### Information supplied
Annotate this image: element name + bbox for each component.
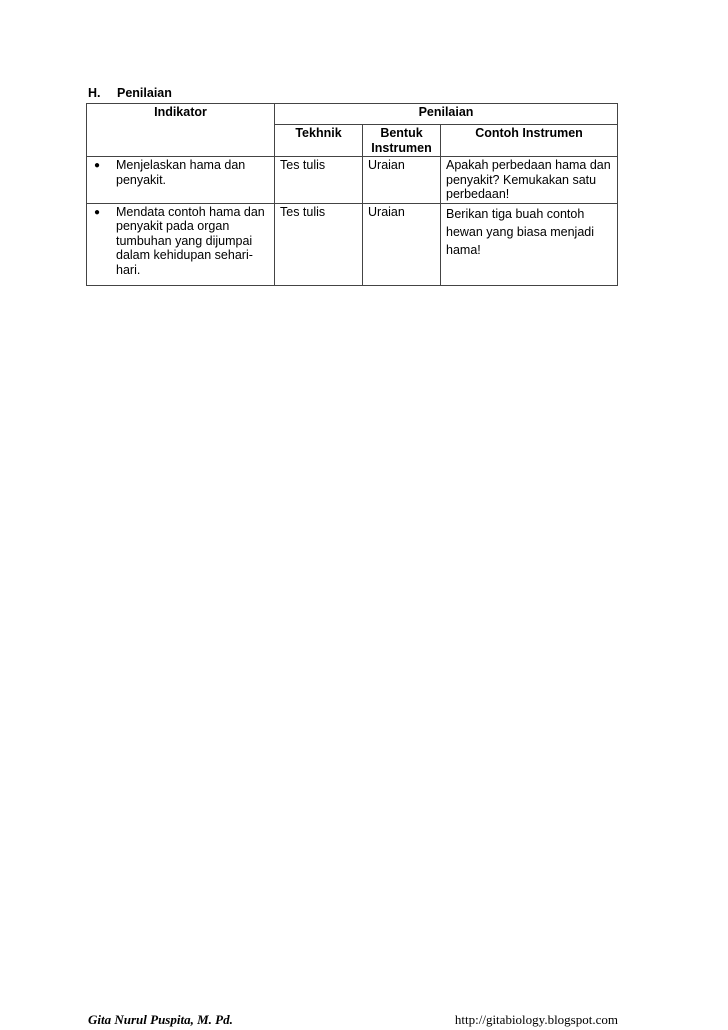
contoh-cell: Apakah perbedaan hama dan penyakit? Kemukakan satu perbedaan! bbox=[441, 157, 618, 204]
header-bentuk: Bentuk Instrumen bbox=[363, 125, 441, 157]
header-row-top bbox=[87, 104, 618, 125]
footer-author: Gita Nurul Puspita, M. Pd. bbox=[88, 1012, 233, 1027]
header-contoh: Contoh Instrumen bbox=[441, 125, 618, 157]
indikator-cell bbox=[87, 157, 275, 204]
contoh-cell: Berikan tiga buah contoh hewan yang biasa menjadi hama! bbox=[441, 203, 618, 286]
bullet-icon: ● bbox=[94, 160, 101, 171]
table-row bbox=[87, 203, 618, 286]
header-indikator: Indikator bbox=[87, 104, 275, 157]
assessment-table bbox=[86, 103, 618, 286]
header-tekhnik: Tekhnik bbox=[275, 125, 363, 157]
section-number: H. bbox=[88, 86, 101, 100]
indikator-text: Mendata contoh hama dan penyakit pada organ tumbuhan yang dijumpai dalam kehidupan sehari-hari. bbox=[116, 204, 265, 277]
header-penilaian: Penilaian bbox=[275, 104, 618, 125]
indikator-text: Menjelaskan hama dan penyakit. bbox=[116, 158, 246, 187]
section-title: Penilaian bbox=[117, 86, 172, 100]
tekhnik-cell: Tes tulis bbox=[275, 203, 363, 286]
tekhnik-cell: Tes tulis bbox=[275, 157, 363, 204]
bentuk-cell: Uraian bbox=[363, 203, 441, 286]
table-row bbox=[87, 157, 618, 204]
footer-url[interactable]: http://gitabiology.blogspot.com bbox=[454, 1012, 618, 1027]
bullet-icon: ● bbox=[94, 206, 101, 218]
bentuk-cell: Uraian bbox=[363, 157, 441, 204]
indikator-cell bbox=[87, 203, 275, 286]
section-heading bbox=[88, 86, 172, 100]
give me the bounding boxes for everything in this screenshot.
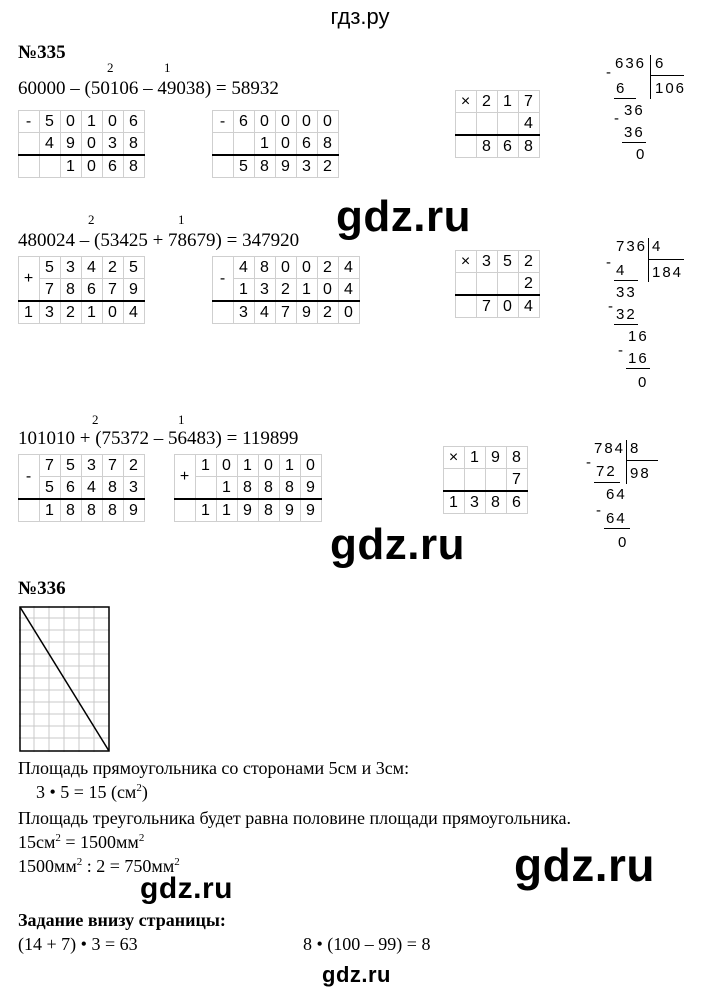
digit: 1 [297, 279, 318, 302]
rule [594, 482, 620, 483]
digit: 0 [255, 111, 276, 133]
digit: 8 [259, 499, 280, 522]
order-mark: 1 [164, 60, 171, 75]
digit: 4 [234, 257, 255, 279]
divisor: 4 [652, 238, 663, 255]
site-header: гдз.ру [330, 4, 390, 29]
digit: 0 [318, 279, 339, 302]
minus-sign: - [606, 254, 613, 271]
minus-sign: - [596, 502, 603, 519]
digit: 8 [486, 491, 507, 514]
digit: 0 [318, 111, 339, 133]
operator: + [19, 257, 40, 302]
rule [622, 142, 646, 143]
watermark: gdz.ru [514, 839, 655, 891]
dividend: 636 [615, 55, 647, 72]
digit: 2 [124, 455, 145, 477]
digit: 8 [82, 499, 103, 522]
digit: 1 [217, 499, 238, 522]
digit: 8 [103, 477, 124, 500]
digit: 7 [40, 279, 61, 302]
digit: 4 [82, 477, 103, 500]
mult-calc-2 [455, 250, 540, 318]
rect-area-text: Площадь прямоугольника со сторонами 5см и 3см: [18, 758, 410, 778]
digit: 9 [276, 155, 297, 178]
digit: 0 [276, 257, 297, 279]
digit: 1 [61, 155, 82, 178]
rule [614, 98, 636, 99]
minus-sign: - [618, 342, 625, 359]
digit: 9 [280, 499, 301, 522]
digit: 4 [519, 295, 540, 318]
subtrahend: 4 [616, 262, 627, 279]
minus-sign: - [606, 64, 613, 81]
digit: 5 [234, 155, 255, 178]
digit: 5 [40, 477, 61, 500]
unit-conversion: $15см^2 = 1500мм^2$ [18, 832, 145, 852]
column-calc-1b [212, 110, 339, 178]
digit: 5 [61, 455, 82, 477]
digit: 6 [507, 491, 528, 514]
digit: 3 [255, 279, 276, 302]
digit: 8 [238, 477, 259, 500]
digit: 6 [61, 477, 82, 500]
dividend: 736 [616, 238, 648, 255]
digit: 7 [40, 455, 61, 477]
digit: 2 [61, 301, 82, 324]
digit: 1 [280, 455, 301, 477]
digit: 3 [103, 133, 124, 156]
digit: 9 [301, 499, 322, 522]
order-mark: 2 [107, 60, 114, 75]
digit: 9 [238, 499, 259, 522]
digit: 0 [339, 301, 360, 324]
digit: 3 [124, 477, 145, 500]
mult-calc-3 [443, 446, 528, 514]
digit: 7 [477, 295, 498, 318]
rule [626, 368, 650, 369]
digit: 3 [465, 491, 486, 514]
digit: 0 [103, 301, 124, 324]
column-calc-3b [174, 454, 322, 522]
operator: - [19, 455, 40, 500]
column-calc-2b [212, 256, 360, 324]
digit: 8 [259, 477, 280, 500]
division-bar [626, 460, 658, 461]
division-bar [648, 259, 684, 260]
digit: 9 [61, 133, 82, 156]
dividend: 784 [594, 440, 626, 457]
remainder: 0 [618, 534, 629, 551]
digit: 1 [255, 133, 276, 156]
rule [604, 528, 630, 529]
quotient: 98 [630, 465, 651, 482]
digit: 0 [276, 111, 297, 133]
digit: 9 [124, 499, 145, 522]
digit: 8 [61, 499, 82, 522]
digit: 6 [234, 111, 255, 133]
digit: 6 [498, 135, 519, 158]
digit: 7 [507, 469, 528, 492]
digit: 5 [124, 257, 145, 279]
bottom-eq-2: 8 • (100 – 99) = 8 [303, 934, 431, 954]
partial: 64 [606, 486, 627, 503]
digit: 2 [477, 91, 498, 113]
digit: 9 [301, 477, 322, 500]
digit: 8 [477, 135, 498, 158]
digit: 2 [318, 155, 339, 178]
digit: 3 [82, 455, 103, 477]
division-bar [648, 238, 649, 282]
digit: 4 [124, 301, 145, 324]
digit: 7 [276, 301, 297, 324]
order-mark: 2 [88, 212, 95, 227]
digit: 1 [234, 279, 255, 302]
task-336-number: №336 [18, 578, 66, 599]
partial: 16 [628, 328, 649, 345]
digit: 1 [196, 455, 217, 477]
order-mark: 1 [178, 412, 185, 427]
digit: 8 [124, 133, 145, 156]
digit: 0 [217, 455, 238, 477]
digit: 1 [19, 301, 40, 324]
remainder: 0 [636, 146, 647, 163]
minus-sign: - [586, 454, 593, 471]
expression-3: 101010 + (75372 – 56483) = 119899 [18, 428, 299, 449]
digit: 7 [103, 455, 124, 477]
digit: 3 [234, 301, 255, 324]
watermark: gdz.ru [140, 872, 233, 905]
subtrahend: 72 [596, 463, 617, 480]
digit: 1 [196, 499, 217, 522]
watermark: gdz.ru [330, 520, 465, 569]
digit: 4 [339, 257, 360, 279]
digit: 8 [318, 133, 339, 156]
operator: × [456, 251, 477, 273]
digit: 1 [82, 111, 103, 133]
digit: 2 [519, 273, 540, 296]
divisor: 8 [630, 440, 641, 457]
digit: 2 [276, 279, 297, 302]
digit: 2 [318, 257, 339, 279]
operator: - [213, 111, 234, 133]
quotient: 106 [655, 80, 687, 97]
subtrahend: 64 [606, 510, 627, 527]
digit: 8 [255, 155, 276, 178]
operator: × [456, 91, 477, 113]
digit: 6 [82, 279, 103, 302]
digit: 0 [61, 111, 82, 133]
digit: 8 [103, 499, 124, 522]
watermark: gdz.ru [336, 192, 471, 241]
digit: 4 [339, 279, 360, 302]
operator: + [175, 455, 196, 500]
rule [614, 324, 638, 325]
division-bar [626, 440, 627, 484]
digit: 1 [82, 301, 103, 324]
digit: 5 [498, 251, 519, 273]
digit: 0 [259, 455, 280, 477]
bottom-eq-1: (14 + 7) • 3 = 63 [18, 934, 138, 954]
order-mark: 1 [178, 212, 185, 227]
digit: 3 [61, 257, 82, 279]
digit: 1 [465, 447, 486, 469]
digit: 0 [82, 155, 103, 178]
bottom-task-title: Задание внизу страницы: [18, 910, 226, 930]
digit: 0 [276, 133, 297, 156]
partial: 36 [624, 102, 645, 119]
digit: 6 [297, 133, 318, 156]
operator: × [444, 447, 465, 469]
digit: 9 [297, 301, 318, 324]
digit: 0 [301, 455, 322, 477]
task-335-number: №335 [18, 42, 66, 63]
triangle-area-text: Площадь треугольника будет равна половине площади прямоугольника. [18, 808, 572, 828]
area-calc: 3 • 5 = 15 $(см^2)$ [36, 782, 148, 802]
digit: 0 [103, 111, 124, 133]
subtrahend: 32 [616, 306, 637, 323]
digit: 3 [477, 251, 498, 273]
subtrahend: 36 [624, 124, 645, 141]
digit: 7 [519, 91, 540, 113]
minus-sign: - [608, 298, 615, 315]
digit: 4 [82, 257, 103, 279]
minus-sign: - [614, 110, 621, 127]
digit: 4 [40, 133, 61, 156]
rule [614, 280, 638, 281]
order-mark: 2 [92, 412, 99, 427]
digit: 3 [297, 155, 318, 178]
division-bar [650, 55, 651, 99]
digit: 0 [498, 295, 519, 318]
operator: - [213, 257, 234, 302]
triangle-area-result: $1500мм^2$ : $2 = 750мм^2$ [18, 856, 180, 876]
rectangle-diagram [19, 606, 111, 754]
digit: 7 [103, 279, 124, 302]
subtrahend: 16 [628, 350, 649, 367]
digit: 8 [280, 477, 301, 500]
digit: 1 [217, 477, 238, 500]
remainder: 0 [638, 374, 649, 391]
divisor: 6 [655, 55, 666, 72]
digit: 5 [40, 111, 61, 133]
watermark: gdz.ru [322, 962, 391, 987]
digit: 4 [255, 301, 276, 324]
digit: 8 [255, 257, 276, 279]
digit: 6 [124, 111, 145, 133]
digit: 1 [238, 455, 259, 477]
digit: 1 [40, 499, 61, 522]
digit: 0 [297, 257, 318, 279]
digit: 2 [519, 251, 540, 273]
division-bar [650, 75, 684, 76]
column-calc-2a [18, 256, 145, 324]
digit: 9 [124, 279, 145, 302]
partial: 33 [616, 284, 637, 301]
digit: 3 [40, 301, 61, 324]
digit: 2 [103, 257, 124, 279]
expression-2: 480024 – (53425 + 78679) = 347920 [18, 230, 300, 251]
column-calc-3a [18, 454, 145, 522]
digit: 9 [486, 447, 507, 469]
quotient: 184 [652, 264, 684, 281]
digit: 2 [318, 301, 339, 324]
digit: 8 [61, 279, 82, 302]
operator: - [19, 111, 40, 133]
column-calc-1a [18, 110, 145, 178]
digit: 0 [82, 133, 103, 156]
digit: 1 [498, 91, 519, 113]
digit: 8 [519, 135, 540, 158]
digit: 1 [444, 491, 465, 514]
mult-calc-1 [455, 90, 540, 158]
digit: 8 [507, 447, 528, 469]
digit: 5 [40, 257, 61, 279]
digit: 4 [519, 113, 540, 136]
digit: 8 [124, 155, 145, 178]
digit: 0 [297, 111, 318, 133]
expression-1: 60000 – (50106 – 49038) = 58932 [18, 78, 279, 99]
digit: 6 [103, 155, 124, 178]
subtrahend: 6 [616, 80, 627, 97]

### Stated exercise
Copy the lines of the listing word for word, from the line with "digit: 1 [297, 279, 318, 302]" up to and including the line with "site-header: гдз.ру [330, 4, 390, 29]".

### Solution for this problem
digit: 1 [297, 279, 318, 302]
rule [594, 482, 620, 483]
digit: 0 [255, 111, 276, 133]
digit: 8 [259, 499, 280, 522]
order-mark: 1 [164, 60, 171, 75]
digit: 4 [234, 257, 255, 279]
divisor: 4 [652, 238, 663, 255]
site-header: гдз.ру [330, 4, 390, 29]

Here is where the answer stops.